** Start of PROVIDED MATERIAL **

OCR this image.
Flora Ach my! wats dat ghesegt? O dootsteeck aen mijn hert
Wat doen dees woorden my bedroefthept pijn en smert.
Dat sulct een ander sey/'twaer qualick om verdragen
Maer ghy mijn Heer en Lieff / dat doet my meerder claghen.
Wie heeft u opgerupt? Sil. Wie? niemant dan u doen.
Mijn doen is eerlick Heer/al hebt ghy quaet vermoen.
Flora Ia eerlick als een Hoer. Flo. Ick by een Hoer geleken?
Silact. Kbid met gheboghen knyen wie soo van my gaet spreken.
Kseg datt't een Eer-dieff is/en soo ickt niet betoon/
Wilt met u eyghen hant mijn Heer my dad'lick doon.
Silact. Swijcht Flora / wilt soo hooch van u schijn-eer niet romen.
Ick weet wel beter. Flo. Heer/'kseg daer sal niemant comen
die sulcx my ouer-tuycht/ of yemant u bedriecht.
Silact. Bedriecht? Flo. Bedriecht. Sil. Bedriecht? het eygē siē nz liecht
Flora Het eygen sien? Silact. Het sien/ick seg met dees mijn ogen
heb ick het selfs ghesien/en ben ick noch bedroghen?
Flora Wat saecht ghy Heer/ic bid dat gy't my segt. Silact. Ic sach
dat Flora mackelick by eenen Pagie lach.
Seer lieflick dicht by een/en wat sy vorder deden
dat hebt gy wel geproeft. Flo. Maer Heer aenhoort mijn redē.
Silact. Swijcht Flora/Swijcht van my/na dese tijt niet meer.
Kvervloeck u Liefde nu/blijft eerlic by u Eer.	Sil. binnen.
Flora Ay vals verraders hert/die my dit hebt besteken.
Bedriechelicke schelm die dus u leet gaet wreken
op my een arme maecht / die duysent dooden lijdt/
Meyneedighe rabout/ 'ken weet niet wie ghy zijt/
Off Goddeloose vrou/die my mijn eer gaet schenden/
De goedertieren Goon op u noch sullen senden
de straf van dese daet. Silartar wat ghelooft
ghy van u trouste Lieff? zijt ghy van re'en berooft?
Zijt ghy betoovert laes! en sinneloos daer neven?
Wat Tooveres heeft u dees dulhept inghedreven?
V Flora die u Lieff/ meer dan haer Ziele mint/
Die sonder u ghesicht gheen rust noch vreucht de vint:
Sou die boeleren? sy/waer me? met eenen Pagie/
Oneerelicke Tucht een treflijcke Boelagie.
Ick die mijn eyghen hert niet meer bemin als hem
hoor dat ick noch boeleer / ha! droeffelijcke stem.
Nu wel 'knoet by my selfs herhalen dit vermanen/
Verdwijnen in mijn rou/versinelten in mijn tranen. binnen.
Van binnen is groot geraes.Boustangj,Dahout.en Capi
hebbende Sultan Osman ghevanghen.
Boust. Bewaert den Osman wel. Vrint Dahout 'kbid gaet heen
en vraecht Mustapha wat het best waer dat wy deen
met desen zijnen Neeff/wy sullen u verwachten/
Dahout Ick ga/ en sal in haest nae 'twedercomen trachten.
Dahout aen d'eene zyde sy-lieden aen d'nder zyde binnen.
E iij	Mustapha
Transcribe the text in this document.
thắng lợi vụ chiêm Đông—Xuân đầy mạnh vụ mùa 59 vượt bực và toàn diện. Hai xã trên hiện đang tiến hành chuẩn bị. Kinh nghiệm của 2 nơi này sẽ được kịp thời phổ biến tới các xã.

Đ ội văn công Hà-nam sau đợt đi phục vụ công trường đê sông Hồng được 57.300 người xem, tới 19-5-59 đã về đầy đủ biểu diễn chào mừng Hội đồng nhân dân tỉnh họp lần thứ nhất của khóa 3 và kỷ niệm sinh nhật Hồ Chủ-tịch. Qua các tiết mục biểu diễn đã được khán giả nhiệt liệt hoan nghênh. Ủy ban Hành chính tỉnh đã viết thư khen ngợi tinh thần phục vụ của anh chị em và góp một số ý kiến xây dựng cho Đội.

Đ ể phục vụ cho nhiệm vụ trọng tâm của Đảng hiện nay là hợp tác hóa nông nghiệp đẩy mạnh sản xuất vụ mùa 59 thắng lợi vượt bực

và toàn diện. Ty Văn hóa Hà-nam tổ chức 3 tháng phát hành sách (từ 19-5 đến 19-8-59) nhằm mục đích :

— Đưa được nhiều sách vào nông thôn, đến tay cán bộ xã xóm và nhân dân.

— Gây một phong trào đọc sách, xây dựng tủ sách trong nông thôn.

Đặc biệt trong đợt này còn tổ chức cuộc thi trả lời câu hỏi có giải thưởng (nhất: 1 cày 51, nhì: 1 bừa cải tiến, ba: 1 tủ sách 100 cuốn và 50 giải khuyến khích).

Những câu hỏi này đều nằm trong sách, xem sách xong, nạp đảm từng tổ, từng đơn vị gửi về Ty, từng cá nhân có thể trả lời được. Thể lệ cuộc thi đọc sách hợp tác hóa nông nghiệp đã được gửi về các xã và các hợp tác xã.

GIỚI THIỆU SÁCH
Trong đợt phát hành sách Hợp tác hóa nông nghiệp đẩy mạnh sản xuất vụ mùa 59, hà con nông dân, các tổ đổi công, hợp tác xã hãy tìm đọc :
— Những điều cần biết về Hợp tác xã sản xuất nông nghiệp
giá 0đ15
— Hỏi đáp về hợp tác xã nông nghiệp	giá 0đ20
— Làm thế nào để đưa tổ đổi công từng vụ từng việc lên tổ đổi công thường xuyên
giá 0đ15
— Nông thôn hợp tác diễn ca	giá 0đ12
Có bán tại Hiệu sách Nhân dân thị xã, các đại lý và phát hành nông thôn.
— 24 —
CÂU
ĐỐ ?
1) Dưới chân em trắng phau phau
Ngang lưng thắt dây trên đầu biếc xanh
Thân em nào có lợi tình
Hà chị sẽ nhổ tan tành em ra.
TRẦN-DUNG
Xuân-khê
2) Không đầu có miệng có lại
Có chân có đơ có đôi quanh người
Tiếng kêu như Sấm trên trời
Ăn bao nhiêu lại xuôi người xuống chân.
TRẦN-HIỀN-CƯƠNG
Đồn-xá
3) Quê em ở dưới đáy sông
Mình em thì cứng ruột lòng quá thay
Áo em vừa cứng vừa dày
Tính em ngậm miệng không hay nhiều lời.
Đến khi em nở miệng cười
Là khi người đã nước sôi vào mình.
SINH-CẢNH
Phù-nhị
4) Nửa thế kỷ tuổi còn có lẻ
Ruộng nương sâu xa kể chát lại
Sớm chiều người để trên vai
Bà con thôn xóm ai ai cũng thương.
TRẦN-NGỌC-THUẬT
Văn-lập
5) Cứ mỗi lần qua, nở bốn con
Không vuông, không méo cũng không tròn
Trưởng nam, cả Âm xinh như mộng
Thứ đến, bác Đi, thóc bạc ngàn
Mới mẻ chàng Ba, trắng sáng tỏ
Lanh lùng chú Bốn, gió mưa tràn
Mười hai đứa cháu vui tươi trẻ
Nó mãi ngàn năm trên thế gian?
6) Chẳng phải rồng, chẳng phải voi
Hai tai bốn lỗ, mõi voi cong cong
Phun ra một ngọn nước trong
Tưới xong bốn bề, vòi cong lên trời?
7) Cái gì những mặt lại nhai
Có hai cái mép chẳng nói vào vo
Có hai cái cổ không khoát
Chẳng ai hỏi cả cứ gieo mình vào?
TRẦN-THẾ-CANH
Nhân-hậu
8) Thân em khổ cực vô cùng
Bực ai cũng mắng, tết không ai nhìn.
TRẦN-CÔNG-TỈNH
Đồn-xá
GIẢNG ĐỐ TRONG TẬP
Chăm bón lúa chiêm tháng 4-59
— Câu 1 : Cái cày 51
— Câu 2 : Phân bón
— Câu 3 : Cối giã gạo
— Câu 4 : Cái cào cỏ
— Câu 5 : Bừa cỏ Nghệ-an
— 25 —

** End of PROVIDED MATERIAL **

YOUR GOAL ▸
Every record should be repeated exactly; please leave none out.

CORRECT OUTPUT ▸
OCR this image.
Flora Ach my! wats dat ghesegt? O dootsteeck aen mijn hert
Wat doen dees woorden my bedroefthept pijn en smert.
Dat sulct een ander sey/'twaer qualick om verdragen
Maer ghy mijn Heer en Lieff / dat doet my meerder claghen.
Wie heeft u opgerupt? Sil. Wie? niemant dan u doen.
Mijn doen is eerlick Heer/al hebt ghy quaet vermoen.
Flora Ia eerlick als een Hoer. Flo. Ick by een Hoer geleken?
Silact. Kbid met gheboghen knyen wie soo van my gaet spreken.
Kseg datt't een Eer-dieff is/en soo ickt niet betoon/
Wilt met u eyghen hant mijn Heer my dad'lick doon.
Silact. Swijcht Flora / wilt soo hooch van u schijn-eer niet romen.
Ick weet wel beter. Flo. Heer/'kseg daer sal niemant comen
die sulcx my ouer-tuycht/ of yemant u bedriecht.
Silact. Bedriecht? Flo. Bedriecht. Sil. Bedriecht? het eygē siē nz liecht
Flora Het eygen sien? Silact. Het sien/ick seg met dees mijn ogen
heb ick het selfs ghesien/en ben ick noch bedroghen?
Flora Wat saecht ghy Heer/ic bid dat gy't my segt. Silact. Ic sach
dat Flora mackelick by eenen Pagie lach.
Seer lieflick dicht by een/en wat sy vorder deden
dat hebt gy wel geproeft. Flo. Maer Heer aenhoort mijn redē.
Silact. Swijcht Flora/Swijcht van my/na dese tijt niet meer.
Kvervloeck u Liefde nu/blijft eerlic by u Eer.	Sil. binnen.
Flora Ay vals verraders hert/die my dit hebt besteken.
Bedriechelicke schelm die dus u leet gaet wreken
op my een arme maecht / die duysent dooden lijdt/
Meyneedighe rabout/ 'ken weet niet wie ghy zijt/
Off Goddeloose vrou/die my mijn eer gaet schenden/
De goedertieren Goon op u noch sullen senden
de straf van dese daet. Silartar wat ghelooft
ghy van u trouste Lieff? zijt ghy van re'en berooft?
Zijt ghy betoovert laes! en sinneloos daer neven?
Wat Tooveres heeft u dees dulhept inghedreven?
V Flora die u Lieff/ meer dan haer Ziele mint/
Die sonder u ghesicht gheen rust noch vreucht de vint:
Sou die boeleren? sy/waer me? met eenen Pagie/
Oneerelicke Tucht een treflijcke Boelagie.
Ick die mijn eyghen hert niet meer bemin als hem
hoor dat ick noch boeleer / ha! droeffelijcke stem.
Nu wel 'knoet by my selfs herhalen dit vermanen/
Verdwijnen in mijn rou/versinelten in mijn tranen. binnen.
Van binnen is groot geraes.Boustangj,Dahout.en Capi
hebbende Sultan Osman ghevanghen.
Boust. Bewaert den Osman wel. Vrint Dahout 'kbid gaet heen
en vraecht Mustapha wat het best waer dat wy deen
met desen zijnen Neeff/wy sullen u verwachten/
Dahout Ick ga/ en sal in haest nae 'twedercomen trachten.
Dahout aen d'eene zyde sy-lieden aen d'nder zyde binnen.
E iij	Mustapha
Transcribe the text in this document.
thắng lợi vụ chiêm Đông—Xuân đầy mạnh vụ mùa 59 vượt bực và toàn diện. Hai xã trên hiện đang tiến hành chuẩn bị. Kinh nghiệm của 2 nơi này sẽ được kịp thời phổ biến tới các xã.

Đ ội văn công Hà-nam sau đợt đi phục vụ công trường đê sông Hồng được 57.300 người xem, tới 19-5-59 đã về đầy đủ biểu diễn chào mừng Hội đồng nhân dân tỉnh họp lần thứ nhất của khóa 3 và kỷ niệm sinh nhật Hồ Chủ-tịch. Qua các tiết mục biểu diễn đã được khán giả nhiệt liệt hoan nghênh. Ủy ban Hành chính tỉnh đã viết thư khen ngợi tinh thần phục vụ của anh chị em và góp một số ý kiến xây dựng cho Đội.

Đ ể phục vụ cho nhiệm vụ trọng tâm của Đảng hiện nay là hợp tác hóa nông nghiệp đẩy mạnh sản xuất vụ mùa 59 thắng lợi vượt bực

và toàn diện. Ty Văn hóa Hà-nam tổ chức 3 tháng phát hành sách (từ 19-5 đến 19-8-59) nhằm mục đích :

— Đưa được nhiều sách vào nông thôn, đến tay cán bộ xã xóm và nhân dân.

— Gây một phong trào đọc sách, xây dựng tủ sách trong nông thôn.

Đặc biệt trong đợt này còn tổ chức cuộc thi trả lời câu hỏi có giải thưởng (nhất: 1 cày 51, nhì: 1 bừa cải tiến, ba: 1 tủ sách 100 cuốn và 50 giải khuyến khích).

Những câu hỏi này đều nằm trong sách, xem sách xong, nạp đảm từng tổ, từng đơn vị gửi về Ty, từng cá nhân có thể trả lời được. Thể lệ cuộc thi đọc sách hợp tác hóa nông nghiệp đã được gửi về các xã và các hợp tác xã.

GIỚI THIỆU SÁCH
Trong đợt phát hành sách Hợp tác hóa nông nghiệp đẩy mạnh sản xuất vụ mùa 59, hà con nông dân, các tổ đổi công, hợp tác xã hãy tìm đọc :
— Những điều cần biết về Hợp tác xã sản xuất nông nghiệp
giá 0đ15
— Hỏi đáp về hợp tác xã nông nghiệp	giá 0đ20
— Làm thế nào để đưa tổ đổi công từng vụ từng việc lên tổ đổi công thường xuyên
giá 0đ15
— Nông thôn hợp tác diễn ca	giá 0đ12
Có bán tại Hiệu sách Nhân dân thị xã, các đại lý và phát hành nông thôn.
— 24 —
CÂU
ĐỐ ?
1) Dưới chân em trắng phau phau
Ngang lưng thắt dây trên đầu biếc xanh
Thân em nào có lợi tình
Hà chị sẽ nhổ tan tành em ra.
TRẦN-DUNG
Xuân-khê
2) Không đầu có miệng có lại
Có chân có đơ có đôi quanh người
Tiếng kêu như Sấm trên trời
Ăn bao nhiêu lại xuôi người xuống chân.
TRẦN-HIỀN-CƯƠNG
Đồn-xá
3) Quê em ở dưới đáy sông
Mình em thì cứng ruột lòng quá thay
Áo em vừa cứng vừa dày
Tính em ngậm miệng không hay nhiều lời.
Đến khi em nở miệng cười
Là khi người đã nước sôi vào mình.
SINH-CẢNH
Phù-nhị
4) Nửa thế kỷ tuổi còn có lẻ
Ruộng nương sâu xa kể chát lại
Sớm chiều người để trên vai
Bà con thôn xóm ai ai cũng thương.
TRẦN-NGỌC-THUẬT
Văn-lập
5) Cứ mỗi lần qua, nở bốn con
Không vuông, không méo cũng không tròn
Trưởng nam, cả Âm xinh như mộng
Thứ đến, bác Đi, thóc bạc ngàn
Mới mẻ chàng Ba, trắng sáng tỏ
Lanh lùng chú Bốn, gió mưa tràn
Mười hai đứa cháu vui tươi trẻ
Nó mãi ngàn năm trên thế gian?
6) Chẳng phải rồng, chẳng phải voi
Hai tai bốn lỗ, mõi voi cong cong
Phun ra một ngọn nước trong
Tưới xong bốn bề, vòi cong lên trời?
7) Cái gì những mặt lại nhai
Có hai cái mép chẳng nói vào vo
Có hai cái cổ không khoát
Chẳng ai hỏi cả cứ gieo mình vào?
TRẦN-THẾ-CANH
Nhân-hậu
8) Thân em khổ cực vô cùng
Bực ai cũng mắng, tết không ai nhìn.
TRẦN-CÔNG-TỈNH
Đồn-xá
GIẢNG ĐỐ TRONG TẬP
Chăm bón lúa chiêm tháng 4-59
— Câu 1 : Cái cày 51
— Câu 2 : Phân bón
— Câu 3 : Cối giã gạo
— Câu 4 : Cái cào cỏ
— Câu 5 : Bừa cỏ Nghệ-an
— 25 —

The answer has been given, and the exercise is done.